* **Saved entries**
■ ■ ■
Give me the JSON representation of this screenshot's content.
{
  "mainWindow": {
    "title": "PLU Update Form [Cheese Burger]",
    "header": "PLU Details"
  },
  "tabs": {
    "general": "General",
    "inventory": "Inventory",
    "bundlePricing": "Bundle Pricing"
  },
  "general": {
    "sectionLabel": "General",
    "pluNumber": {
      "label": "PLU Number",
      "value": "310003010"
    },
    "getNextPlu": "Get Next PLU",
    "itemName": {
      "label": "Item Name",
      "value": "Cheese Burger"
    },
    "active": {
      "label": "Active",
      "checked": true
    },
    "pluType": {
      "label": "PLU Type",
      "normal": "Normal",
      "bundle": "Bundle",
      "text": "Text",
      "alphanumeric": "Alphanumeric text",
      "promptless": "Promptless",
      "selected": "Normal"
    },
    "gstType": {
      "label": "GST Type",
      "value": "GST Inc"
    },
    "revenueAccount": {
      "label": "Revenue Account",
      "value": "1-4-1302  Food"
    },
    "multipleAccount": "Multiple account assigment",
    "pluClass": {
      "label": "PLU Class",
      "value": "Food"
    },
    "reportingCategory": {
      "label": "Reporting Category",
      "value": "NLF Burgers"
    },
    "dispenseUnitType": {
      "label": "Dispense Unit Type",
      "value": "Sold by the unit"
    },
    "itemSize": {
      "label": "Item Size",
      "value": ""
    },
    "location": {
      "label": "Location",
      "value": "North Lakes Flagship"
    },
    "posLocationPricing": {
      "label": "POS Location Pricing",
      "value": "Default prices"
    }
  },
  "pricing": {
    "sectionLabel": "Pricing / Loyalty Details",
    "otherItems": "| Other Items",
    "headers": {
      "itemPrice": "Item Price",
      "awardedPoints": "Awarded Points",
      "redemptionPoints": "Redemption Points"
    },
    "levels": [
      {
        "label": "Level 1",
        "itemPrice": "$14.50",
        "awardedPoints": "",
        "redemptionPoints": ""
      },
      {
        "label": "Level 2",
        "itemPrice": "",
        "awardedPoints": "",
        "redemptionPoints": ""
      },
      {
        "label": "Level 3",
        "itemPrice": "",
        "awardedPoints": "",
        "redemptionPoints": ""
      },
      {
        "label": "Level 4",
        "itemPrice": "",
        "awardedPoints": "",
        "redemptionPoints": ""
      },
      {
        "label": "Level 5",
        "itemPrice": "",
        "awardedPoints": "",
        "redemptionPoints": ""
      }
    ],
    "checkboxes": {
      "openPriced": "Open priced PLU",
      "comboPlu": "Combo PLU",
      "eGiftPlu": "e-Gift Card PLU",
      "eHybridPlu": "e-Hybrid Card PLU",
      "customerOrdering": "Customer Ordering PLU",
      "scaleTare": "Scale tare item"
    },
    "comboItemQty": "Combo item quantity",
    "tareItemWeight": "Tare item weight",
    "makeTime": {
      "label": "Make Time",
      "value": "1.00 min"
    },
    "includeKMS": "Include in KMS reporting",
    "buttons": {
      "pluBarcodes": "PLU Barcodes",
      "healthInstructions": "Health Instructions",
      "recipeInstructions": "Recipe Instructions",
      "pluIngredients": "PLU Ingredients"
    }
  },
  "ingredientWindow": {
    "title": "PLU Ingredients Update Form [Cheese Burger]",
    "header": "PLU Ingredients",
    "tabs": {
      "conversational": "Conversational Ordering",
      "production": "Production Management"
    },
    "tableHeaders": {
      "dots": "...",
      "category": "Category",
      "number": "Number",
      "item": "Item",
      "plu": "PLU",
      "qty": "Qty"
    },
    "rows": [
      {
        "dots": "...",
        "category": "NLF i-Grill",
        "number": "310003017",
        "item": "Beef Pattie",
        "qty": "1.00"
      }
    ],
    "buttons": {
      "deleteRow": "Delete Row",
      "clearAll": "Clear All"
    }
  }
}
■ ■ ■
* **Exercise**
Restate the listing above word for word.

* **Exercise result**
Give me the JSON representation of this screenshot's content.
{
  "mainWindow": {
    "title": "PLU Update Form [Cheese Burger]",
    "header": "PLU Details"
  },
  "tabs": {
    "general": "General",
    "inventory": "Inventory",
    "bundlePricing": "Bundle Pricing"
  },
  "general": {
    "sectionLabel": "General",
    "pluNumber": {
      "label": "PLU Number",
      "value": "310003010"
    },
    "getNextPlu": "Get Next PLU",
    "itemName": {
      "label": "Item Name",
      "value": "Cheese Burger"
    },
    "active": {
      "label": "Active",
      "checked": true
    },
    "pluType": {
      "label": "PLU Type",
      "normal": "Normal",
      "bundle": "Bundle",
      "text": "Text",
      "alphanumeric": "Alphanumeric text",
      "promptless": "Promptless",
      "selected": "Normal"
    },
    "gstType": {
      "label": "GST Type",
      "value": "GST Inc"
    },
    "revenueAccount": {
      "label": "Revenue Account",
      "value": "1-4-1302  Food"
    },
    "multipleAccount": "Multiple account assigment",
    "pluClass": {
      "label": "PLU Class",
      "value": "Food"
    },
    "reportingCategory": {
      "label": "Reporting Category",
      "value": "NLF Burgers"
    },
    "dispenseUnitType": {
      "label": "Dispense Unit Type",
      "value": "Sold by the unit"
    },
    "itemSize": {
      "label": "Item Size",
      "value": ""
    },
    "location": {
      "label": "Location",
      "value": "North Lakes Flagship"
    },
    "posLocationPricing": {
      "label": "POS Location Pricing",
      "value": "Default prices"
    }
  },
  "pricing": {
    "sectionLabel": "Pricing / Loyalty Details",
    "otherItems": "| Other Items",
    "headers": {
      "itemPrice": "Item Price",
      "awardedPoints": "Awarded Points",
      "redemptionPoints": "Redemption Points"
    },
    "levels": [
      {
        "label": "Level 1",
        "itemPrice": "$14.50",
        "awardedPoints": "",
        "redemptionPoints": ""
      },
      {
        "label": "Level 2",
        "itemPrice": "",
        "awardedPoints": "",
        "redemptionPoints": ""
      },
      {
        "label": "Level 3",
        "itemPrice": "",
        "awardedPoints": "",
        "redemptionPoints": ""
      },
      {
        "label": "Level 4",
        "itemPrice": "",
        "awardedPoints": "",
        "redemptionPoints": ""
      },
      {
        "label": "Level 5",
        "itemPrice": "",
        "awardedPoints": "",
        "redemptionPoints": ""
      }
    ],
    "checkboxes": {
      "openPriced": "Open priced PLU",
      "comboPlu": "Combo PLU",
      "eGiftPlu": "e-Gift Card PLU",
      "eHybridPlu": "e-Hybrid Card PLU",
      "customerOrdering": "Customer Ordering PLU",
      "scaleTare": "Scale tare item"
    },
    "comboItemQty": "Combo item quantity",
    "tareItemWeight": "Tare item weight",
    "makeTime": {
      "label": "Make Time",
      "value": "1.00 min"
    },
    "includeKMS": "Include in KMS reporting",
    "buttons": {
      "pluBarcodes": "PLU Barcodes",
      "healthInstructions": "Health Instructions",
      "recipeInstructions": "Recipe Instructions",
      "pluIngredients": "PLU Ingredients"
    }
  },
  "ingredientWindow": {
    "title": "PLU Ingredients Update Form [Cheese Burger]",
    "header": "PLU Ingredients",
    "tabs": {
      "conversational": "Conversational Ordering",
      "production": "Production Management"
    },
    "tableHeaders": {
      "dots": "...",
      "category": "Category",
      "number": "Number",
      "item": "Item",
      "plu": "PLU",
      "qty": "Qty"
    },
    "rows": [
      {
        "dots": "...",
        "category": "NLF i-Grill",
        "number": "310003017",
        "item": "Beef Pattie",
        "qty": "1.00"
      }
    ],
    "buttons": {
      "deleteRow": "Delete Row",
      "clearAll": "Clear All"
    }
  }
}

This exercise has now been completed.